Entries with figure data
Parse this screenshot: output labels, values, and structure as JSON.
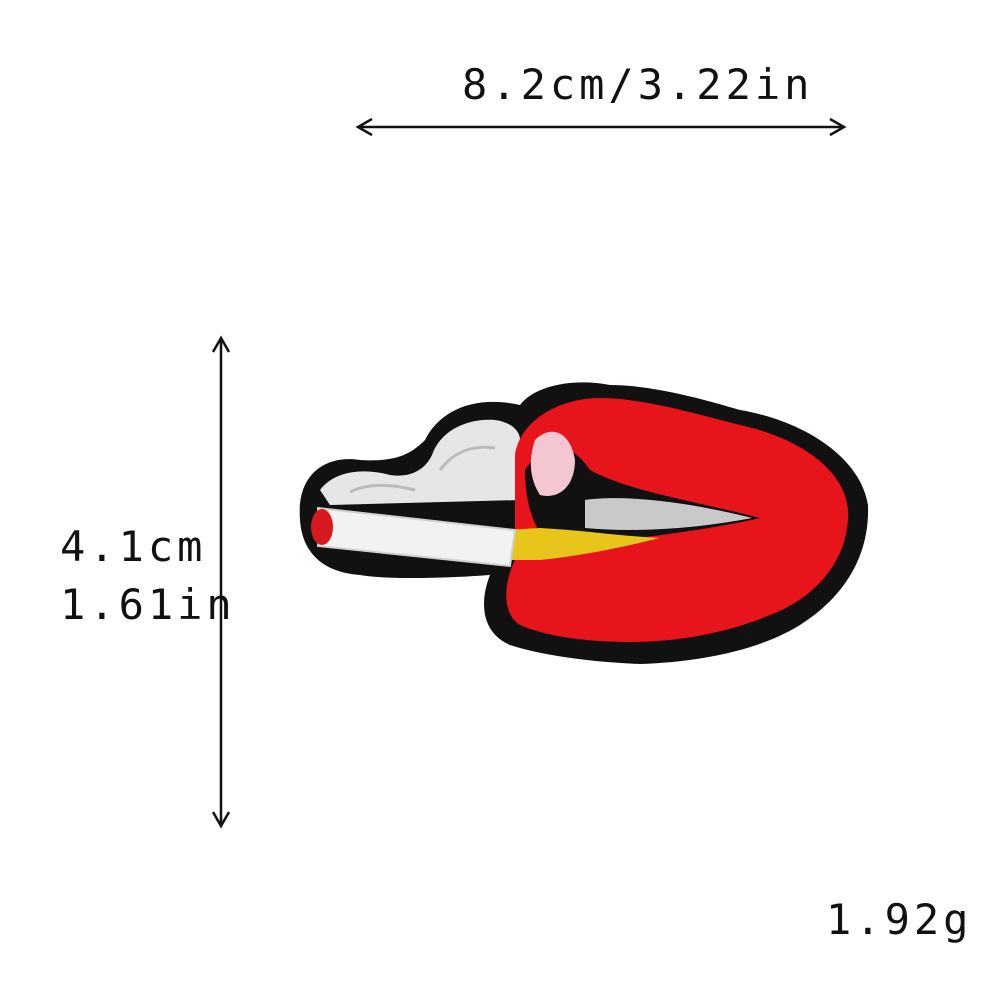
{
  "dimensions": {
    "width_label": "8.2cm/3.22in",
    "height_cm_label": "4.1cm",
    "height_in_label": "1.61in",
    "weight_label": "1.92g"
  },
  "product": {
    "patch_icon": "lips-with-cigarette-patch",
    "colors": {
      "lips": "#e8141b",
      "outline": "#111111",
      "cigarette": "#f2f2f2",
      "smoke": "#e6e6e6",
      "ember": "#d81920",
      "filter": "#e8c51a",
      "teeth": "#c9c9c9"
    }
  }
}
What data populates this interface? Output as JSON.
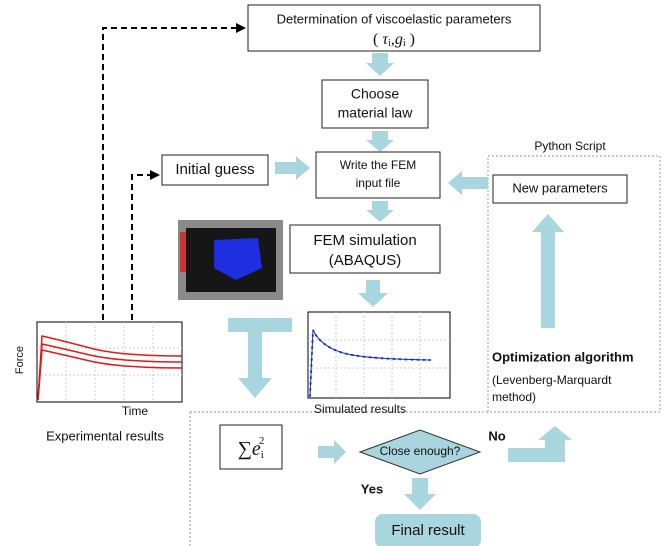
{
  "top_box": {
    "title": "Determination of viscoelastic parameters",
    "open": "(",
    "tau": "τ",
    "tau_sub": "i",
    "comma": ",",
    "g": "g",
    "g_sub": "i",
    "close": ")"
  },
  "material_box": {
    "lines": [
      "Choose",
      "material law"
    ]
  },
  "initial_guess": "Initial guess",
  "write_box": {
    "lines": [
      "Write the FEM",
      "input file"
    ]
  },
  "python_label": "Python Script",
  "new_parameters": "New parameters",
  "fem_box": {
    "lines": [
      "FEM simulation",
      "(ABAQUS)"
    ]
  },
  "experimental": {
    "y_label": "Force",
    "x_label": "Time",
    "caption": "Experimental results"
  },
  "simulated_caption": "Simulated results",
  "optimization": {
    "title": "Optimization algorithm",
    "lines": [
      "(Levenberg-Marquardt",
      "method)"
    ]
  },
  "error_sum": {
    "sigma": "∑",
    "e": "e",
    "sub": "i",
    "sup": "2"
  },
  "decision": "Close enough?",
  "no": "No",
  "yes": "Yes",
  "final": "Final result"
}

Short exercise
Copy out every line that includes the word "JSON".

Task solution
Parse this screenshot: output labels, values, and structure as JSON.
What data populates this interface? Output as JSON.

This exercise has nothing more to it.